> THE EXERCISE
Give the entries again, word for word.

....................

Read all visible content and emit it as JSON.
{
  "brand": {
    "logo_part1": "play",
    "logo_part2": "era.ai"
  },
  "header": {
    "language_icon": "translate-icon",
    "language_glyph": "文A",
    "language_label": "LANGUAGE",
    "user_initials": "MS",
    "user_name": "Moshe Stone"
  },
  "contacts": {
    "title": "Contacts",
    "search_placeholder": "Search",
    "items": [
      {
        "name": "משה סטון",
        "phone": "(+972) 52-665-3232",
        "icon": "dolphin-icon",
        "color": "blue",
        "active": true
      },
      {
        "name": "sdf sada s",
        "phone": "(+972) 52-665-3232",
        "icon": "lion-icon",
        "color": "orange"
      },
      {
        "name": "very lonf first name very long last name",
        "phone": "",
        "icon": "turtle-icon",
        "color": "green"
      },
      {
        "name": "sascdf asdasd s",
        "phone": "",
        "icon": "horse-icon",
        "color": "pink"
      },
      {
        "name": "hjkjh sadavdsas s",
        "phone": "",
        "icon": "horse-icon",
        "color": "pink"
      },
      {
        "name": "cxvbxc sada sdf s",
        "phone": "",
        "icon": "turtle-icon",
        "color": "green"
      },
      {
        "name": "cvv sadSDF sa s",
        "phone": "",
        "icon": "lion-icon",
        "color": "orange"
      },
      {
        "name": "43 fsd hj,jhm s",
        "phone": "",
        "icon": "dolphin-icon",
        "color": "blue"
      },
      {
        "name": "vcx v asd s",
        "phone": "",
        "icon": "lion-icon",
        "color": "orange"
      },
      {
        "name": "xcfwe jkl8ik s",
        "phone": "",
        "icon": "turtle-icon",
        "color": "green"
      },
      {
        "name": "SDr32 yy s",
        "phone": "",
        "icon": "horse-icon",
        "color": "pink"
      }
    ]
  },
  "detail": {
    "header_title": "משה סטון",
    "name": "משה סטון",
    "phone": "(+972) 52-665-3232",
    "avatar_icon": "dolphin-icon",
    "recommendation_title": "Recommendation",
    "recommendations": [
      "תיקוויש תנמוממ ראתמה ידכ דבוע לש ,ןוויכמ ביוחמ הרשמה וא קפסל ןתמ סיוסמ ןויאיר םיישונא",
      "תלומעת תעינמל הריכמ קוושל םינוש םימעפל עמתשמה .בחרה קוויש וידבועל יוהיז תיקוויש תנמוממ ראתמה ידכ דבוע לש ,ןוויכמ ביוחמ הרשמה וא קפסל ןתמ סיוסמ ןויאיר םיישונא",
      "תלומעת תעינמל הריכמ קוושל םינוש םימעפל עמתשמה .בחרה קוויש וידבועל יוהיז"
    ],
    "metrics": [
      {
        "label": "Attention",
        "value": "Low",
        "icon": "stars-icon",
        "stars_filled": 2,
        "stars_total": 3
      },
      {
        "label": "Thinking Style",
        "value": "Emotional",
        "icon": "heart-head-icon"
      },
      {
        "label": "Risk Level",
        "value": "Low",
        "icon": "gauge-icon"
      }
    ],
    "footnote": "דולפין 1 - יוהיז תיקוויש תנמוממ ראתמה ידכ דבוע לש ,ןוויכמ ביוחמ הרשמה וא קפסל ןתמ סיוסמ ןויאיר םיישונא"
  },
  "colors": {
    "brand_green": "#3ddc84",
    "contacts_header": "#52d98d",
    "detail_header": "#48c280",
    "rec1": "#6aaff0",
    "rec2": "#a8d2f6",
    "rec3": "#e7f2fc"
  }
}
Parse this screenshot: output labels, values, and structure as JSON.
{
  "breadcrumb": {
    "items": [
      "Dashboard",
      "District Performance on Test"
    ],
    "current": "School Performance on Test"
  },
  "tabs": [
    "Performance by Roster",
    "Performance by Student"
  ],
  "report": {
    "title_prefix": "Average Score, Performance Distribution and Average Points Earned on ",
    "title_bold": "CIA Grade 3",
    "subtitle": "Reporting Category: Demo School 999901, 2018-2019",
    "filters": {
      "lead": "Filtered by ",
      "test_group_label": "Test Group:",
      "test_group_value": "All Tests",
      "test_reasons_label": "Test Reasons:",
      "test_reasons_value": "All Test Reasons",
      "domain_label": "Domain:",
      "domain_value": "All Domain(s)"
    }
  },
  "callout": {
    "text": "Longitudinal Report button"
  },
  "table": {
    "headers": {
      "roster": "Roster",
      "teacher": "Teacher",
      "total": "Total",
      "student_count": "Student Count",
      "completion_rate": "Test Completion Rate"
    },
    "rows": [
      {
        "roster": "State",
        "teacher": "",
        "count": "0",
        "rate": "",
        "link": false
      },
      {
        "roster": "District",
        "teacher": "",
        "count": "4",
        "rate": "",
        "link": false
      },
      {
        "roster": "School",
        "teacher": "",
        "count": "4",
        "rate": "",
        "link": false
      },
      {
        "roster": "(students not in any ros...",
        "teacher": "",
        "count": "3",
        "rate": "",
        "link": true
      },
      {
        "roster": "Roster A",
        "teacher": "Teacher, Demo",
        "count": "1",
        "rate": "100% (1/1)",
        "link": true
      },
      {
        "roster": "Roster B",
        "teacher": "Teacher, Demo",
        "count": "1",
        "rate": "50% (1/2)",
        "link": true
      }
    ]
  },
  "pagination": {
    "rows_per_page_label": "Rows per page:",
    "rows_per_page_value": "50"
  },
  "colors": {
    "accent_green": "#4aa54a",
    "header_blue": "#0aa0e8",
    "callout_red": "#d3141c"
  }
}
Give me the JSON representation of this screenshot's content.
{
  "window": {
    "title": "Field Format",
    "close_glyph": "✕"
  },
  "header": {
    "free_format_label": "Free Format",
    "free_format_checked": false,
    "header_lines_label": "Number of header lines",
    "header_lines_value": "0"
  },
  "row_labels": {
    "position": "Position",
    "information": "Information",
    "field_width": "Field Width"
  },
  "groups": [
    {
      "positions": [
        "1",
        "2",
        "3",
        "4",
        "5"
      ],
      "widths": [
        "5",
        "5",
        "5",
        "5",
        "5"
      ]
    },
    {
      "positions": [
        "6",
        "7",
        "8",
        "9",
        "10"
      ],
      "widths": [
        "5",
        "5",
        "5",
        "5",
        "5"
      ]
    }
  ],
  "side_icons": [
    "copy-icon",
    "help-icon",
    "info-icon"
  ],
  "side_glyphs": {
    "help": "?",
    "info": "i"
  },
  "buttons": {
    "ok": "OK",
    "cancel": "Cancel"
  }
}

....................

> FINAL RESULT
Read all visible content and emit it as JSON.
{
  "brand": {
    "logo_part1": "play",
    "logo_part2": "era.ai"
  },
  "header": {
    "language_icon": "translate-icon",
    "language_glyph": "文A",
    "language_label": "LANGUAGE",
    "user_initials": "MS",
    "user_name": "Moshe Stone"
  },
  "contacts": {
    "title": "Contacts",
    "search_placeholder": "Search",
    "items": [
      {
        "name": "משה סטון",
        "phone": "(+972) 52-665-3232",
        "icon": "dolphin-icon",
        "color": "blue",
        "active": true
      },
      {
        "name": "sdf sada s",
        "phone": "(+972) 52-665-3232",
        "icon": "lion-icon",
        "color": "orange"
      },
      {
        "name": "very lonf first name very long last name",
        "phone": "",
        "icon": "turtle-icon",
        "color": "green"
      },
      {
        "name": "sascdf asdasd s",
        "phone": "",
        "icon": "horse-icon",
        "color": "pink"
      },
      {
        "name": "hjkjh sadavdsas s",
        "phone": "",
        "icon": "horse-icon",
        "color": "pink"
      },
      {
        "name": "cxvbxc sada sdf s",
        "phone": "",
        "icon": "turtle-icon",
        "color": "green"
      },
      {
        "name": "cvv sadSDF sa s",
        "phone": "",
        "icon": "lion-icon",
        "color": "orange"
      },
      {
        "name": "43 fsd hj,jhm s",
        "phone": "",
        "icon": "dolphin-icon",
        "color": "blue"
      },
      {
        "name": "vcx v asd s",
        "phone": "",
        "icon": "lion-icon",
        "color": "orange"
      },
      {
        "name": "xcfwe jkl8ik s",
        "phone": "",
        "icon": "turtle-icon",
        "color": "green"
      },
      {
        "name": "SDr32 yy s",
        "phone": "",
        "icon": "horse-icon",
        "color": "pink"
      }
    ]
  },
  "detail": {
    "header_title": "משה סטון",
    "name": "משה סטון",
    "phone": "(+972) 52-665-3232",
    "avatar_icon": "dolphin-icon",
    "recommendation_title": "Recommendation",
    "recommendations": [
      "תיקוויש תנמוממ ראתמה ידכ דבוע לש ,ןוויכמ ביוחמ הרשמה וא קפסל ןתמ סיוסמ ןויאיר םיישונא",
      "תלומעת תעינמל הריכמ קוושל םינוש םימעפל עמתשמה .בחרה קוויש וידבועל יוהיז תיקוויש תנמוממ ראתמה ידכ דבוע לש ,ןוויכמ ביוחמ הרשמה וא קפסל ןתמ סיוסמ ןויאיר םיישונא",
      "תלומעת תעינמל הריכמ קוושל םינוש םימעפל עמתשמה .בחרה קוויש וידבועל יוהיז"
    ],
    "metrics": [
      {
        "label": "Attention",
        "value": "Low",
        "icon": "stars-icon",
        "stars_filled": 2,
        "stars_total": 3
      },
      {
        "label": "Thinking Style",
        "value": "Emotional",
        "icon": "heart-head-icon"
      },
      {
        "label": "Risk Level",
        "value": "Low",
        "icon": "gauge-icon"
      }
    ],
    "footnote": "דולפין 1 - יוהיז תיקוויש תנמוממ ראתמה ידכ דבוע לש ,ןוויכמ ביוחמ הרשמה וא קפסל ןתמ סיוסמ ןויאיר םיישונא"
  },
  "colors": {
    "brand_green": "#3ddc84",
    "contacts_header": "#52d98d",
    "detail_header": "#48c280",
    "rec1": "#6aaff0",
    "rec2": "#a8d2f6",
    "rec3": "#e7f2fc"
  }
}
Parse this screenshot: output labels, values, and structure as JSON.
{
  "breadcrumb": {
    "items": [
      "Dashboard",
      "District Performance on Test"
    ],
    "current": "School Performance on Test"
  },
  "tabs": [
    "Performance by Roster",
    "Performance by Student"
  ],
  "report": {
    "title_prefix": "Average Score, Performance Distribution and Average Points Earned on ",
    "title_bold": "CIA Grade 3",
    "subtitle": "Reporting Category: Demo School 999901, 2018-2019",
    "filters": {
      "lead": "Filtered by ",
      "test_group_label": "Test Group:",
      "test_group_value": "All Tests",
      "test_reasons_label": "Test Reasons:",
      "test_reasons_value": "All Test Reasons",
      "domain_label": "Domain:",
      "domain_value": "All Domain(s)"
    }
  },
  "callout": {
    "text": "Longitudinal Report button"
  },
  "table": {
    "headers": {
      "roster": "Roster",
      "teacher": "Teacher",
      "total": "Total",
      "student_count": "Student Count",
      "completion_rate": "Test Completion Rate"
    },
    "rows": [
      {
        "roster": "State",
        "teacher": "",
        "count": "0",
        "rate": "",
        "link": false
      },
      {
        "roster": "District",
        "teacher": "",
        "count": "4",
        "rate": "",
        "link": false
      },
      {
        "roster": "School",
        "teacher": "",
        "count": "4",
        "rate": "",
        "link": false
      },
      {
        "roster": "(students not in any ros...",
        "teacher": "",
        "count": "3",
        "rate": "",
        "link": true
      },
      {
        "roster": "Roster A",
        "teacher": "Teacher, Demo",
        "count": "1",
        "rate": "100% (1/1)",
        "link": true
      },
      {
        "roster": "Roster B",
        "teacher": "Teacher, Demo",
        "count": "1",
        "rate": "50% (1/2)",
        "link": true
      }
    ]
  },
  "pagination": {
    "rows_per_page_label": "Rows per page:",
    "rows_per_page_value": "50"
  },
  "colors": {
    "accent_green": "#4aa54a",
    "header_blue": "#0aa0e8",
    "callout_red": "#d3141c"
  }
}
Give me the JSON representation of this screenshot's content.
{
  "window": {
    "title": "Field Format",
    "close_glyph": "✕"
  },
  "header": {
    "free_format_label": "Free Format",
    "free_format_checked": false,
    "header_lines_label": "Number of header lines",
    "header_lines_value": "0"
  },
  "row_labels": {
    "position": "Position",
    "information": "Information",
    "field_width": "Field Width"
  },
  "groups": [
    {
      "positions": [
        "1",
        "2",
        "3",
        "4",
        "5"
      ],
      "widths": [
        "5",
        "5",
        "5",
        "5",
        "5"
      ]
    },
    {
      "positions": [
        "6",
        "7",
        "8",
        "9",
        "10"
      ],
      "widths": [
        "5",
        "5",
        "5",
        "5",
        "5"
      ]
    }
  ],
  "side_icons": [
    "copy-icon",
    "help-icon",
    "info-icon"
  ],
  "side_glyphs": {
    "help": "?",
    "info": "i"
  },
  "buttons": {
    "ok": "OK",
    "cancel": "Cancel"
  }
}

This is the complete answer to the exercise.